## Figure record extracts
-=-=-
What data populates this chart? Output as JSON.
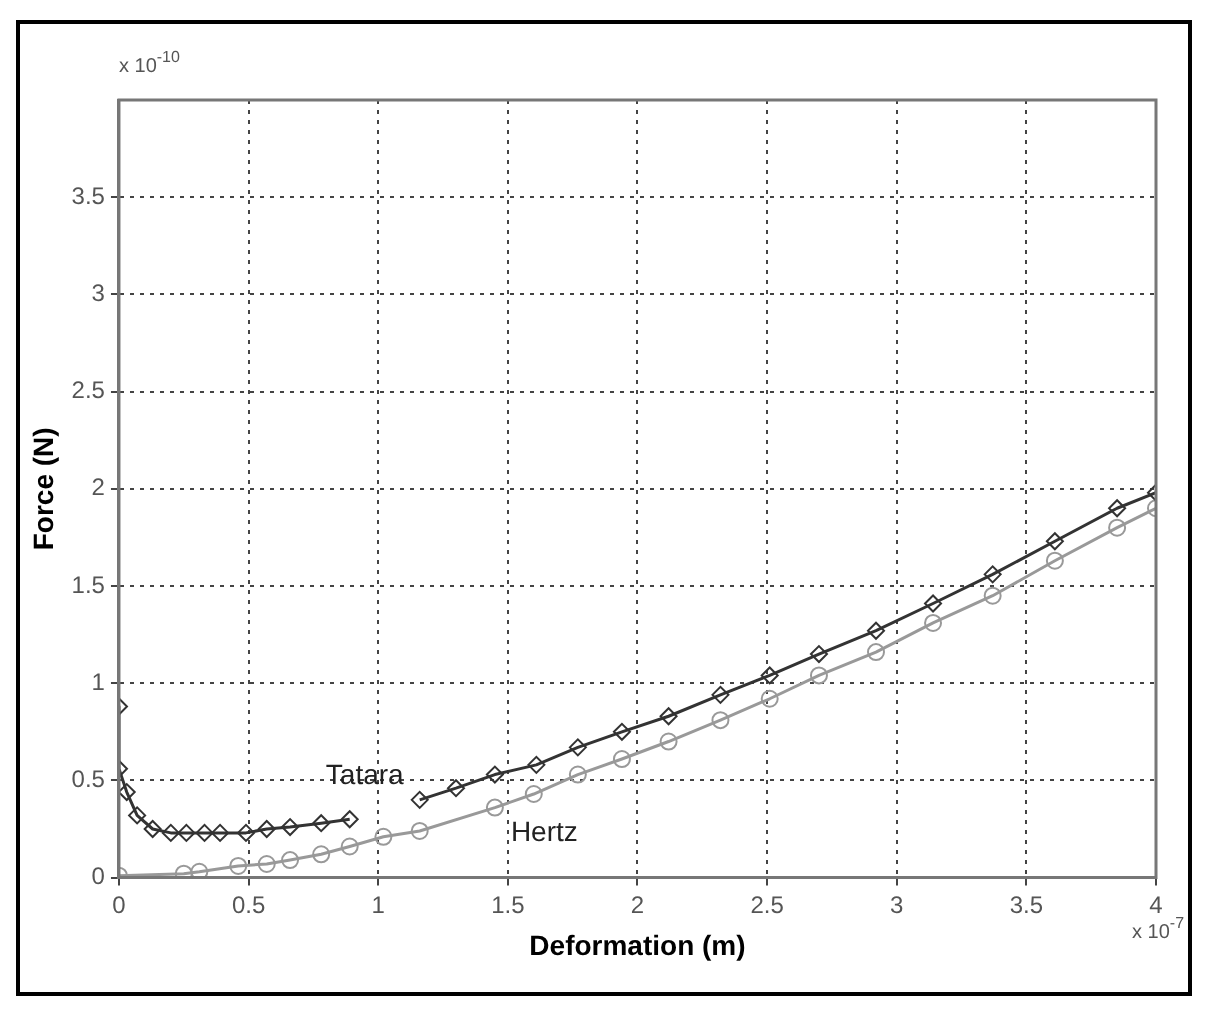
{
  "chart_data": {
    "type": "line",
    "xlabel": "Deformation (m)",
    "ylabel": "Force (N)",
    "xlim": [
      0,
      4
    ],
    "xticks": [
      0,
      0.5,
      1,
      1.5,
      2,
      2.5,
      3,
      3.5,
      4
    ],
    "ylim": [
      0,
      4
    ],
    "yticks": [
      0,
      0.5,
      1,
      1.5,
      2,
      2.5,
      3,
      3.5
    ],
    "grid": true,
    "line_style": "solid",
    "annotations": [
      "x 10$^{-10}$",
      "x 10$^{-7}$"
    ],
    "series": [
      {
        "name": "Tatara",
        "color": "#333333",
        "marker": "diamond",
        "x": [
          0,
          0,
          0.03,
          0.07,
          0.13,
          0.2,
          0.26,
          0.33,
          0.39,
          0.49,
          0.57,
          0.66,
          0.78,
          0.89,
          0.92,
          1.16,
          1.3,
          1.45,
          1.61,
          1.77,
          1.94,
          2.12,
          2.32,
          2.51,
          2.7,
          2.92,
          3.14,
          3.37,
          3.61,
          3.85,
          4
        ],
        "values": [
          0.88,
          0.56,
          0.44,
          0.32,
          0.25,
          0.23,
          0.23,
          0.23,
          0.23,
          0.23,
          0.25,
          0.26,
          0.28,
          0.3,
          null,
          0.4,
          0.46,
          0.53,
          0.58,
          0.67,
          0.75,
          0.83,
          0.94,
          1.04,
          1.15,
          1.27,
          1.41,
          1.56,
          1.73,
          1.9,
          1.98
        ]
      },
      {
        "name": "Hertz",
        "color": "#999999",
        "marker": "circle",
        "x": [
          0,
          0.25,
          0.31,
          0.46,
          0.57,
          0.66,
          0.78,
          0.89,
          1.02,
          1.16,
          1.45,
          1.6,
          1.77,
          1.94,
          2.12,
          2.32,
          2.51,
          2.7,
          2.92,
          3.14,
          3.37,
          3.61,
          3.85,
          4
        ],
        "values": [
          0.01,
          0.02,
          0.03,
          0.06,
          0.07,
          0.09,
          0.12,
          0.16,
          0.21,
          0.24,
          0.36,
          0.43,
          0.53,
          0.61,
          0.7,
          0.81,
          0.92,
          1.04,
          1.16,
          1.31,
          1.45,
          1.63,
          1.8,
          1.9
        ]
      }
    ]
  }
}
-=-=-
Skip the pictures, then retype every line above exactly.

## Correct response
What data populates this chart? Output as JSON.
{
  "chart_data": {
    "type": "line",
    "xlabel": "Deformation (m)",
    "ylabel": "Force (N)",
    "xlim": [
      0,
      4
    ],
    "xticks": [
      0,
      0.5,
      1,
      1.5,
      2,
      2.5,
      3,
      3.5,
      4
    ],
    "ylim": [
      0,
      4
    ],
    "yticks": [
      0,
      0.5,
      1,
      1.5,
      2,
      2.5,
      3,
      3.5
    ],
    "grid": true,
    "line_style": "solid",
    "annotations": [
      "x 10$^{-10}$",
      "x 10$^{-7}$"
    ],
    "series": [
      {
        "name": "Tatara",
        "color": "#333333",
        "marker": "diamond",
        "x": [
          0,
          0,
          0.03,
          0.07,
          0.13,
          0.2,
          0.26,
          0.33,
          0.39,
          0.49,
          0.57,
          0.66,
          0.78,
          0.89,
          0.92,
          1.16,
          1.3,
          1.45,
          1.61,
          1.77,
          1.94,
          2.12,
          2.32,
          2.51,
          2.7,
          2.92,
          3.14,
          3.37,
          3.61,
          3.85,
          4
        ],
        "values": [
          0.88,
          0.56,
          0.44,
          0.32,
          0.25,
          0.23,
          0.23,
          0.23,
          0.23,
          0.23,
          0.25,
          0.26,
          0.28,
          0.3,
          null,
          0.4,
          0.46,
          0.53,
          0.58,
          0.67,
          0.75,
          0.83,
          0.94,
          1.04,
          1.15,
          1.27,
          1.41,
          1.56,
          1.73,
          1.9,
          1.98
        ]
      },
      {
        "name": "Hertz",
        "color": "#999999",
        "marker": "circle",
        "x": [
          0,
          0.25,
          0.31,
          0.46,
          0.57,
          0.66,
          0.78,
          0.89,
          1.02,
          1.16,
          1.45,
          1.6,
          1.77,
          1.94,
          2.12,
          2.32,
          2.51,
          2.7,
          2.92,
          3.14,
          3.37,
          3.61,
          3.85,
          4
        ],
        "values": [
          0.01,
          0.02,
          0.03,
          0.06,
          0.07,
          0.09,
          0.12,
          0.16,
          0.21,
          0.24,
          0.36,
          0.43,
          0.53,
          0.61,
          0.7,
          0.81,
          0.92,
          1.04,
          1.16,
          1.31,
          1.45,
          1.63,
          1.8,
          1.9
        ]
      }
    ]
  }
}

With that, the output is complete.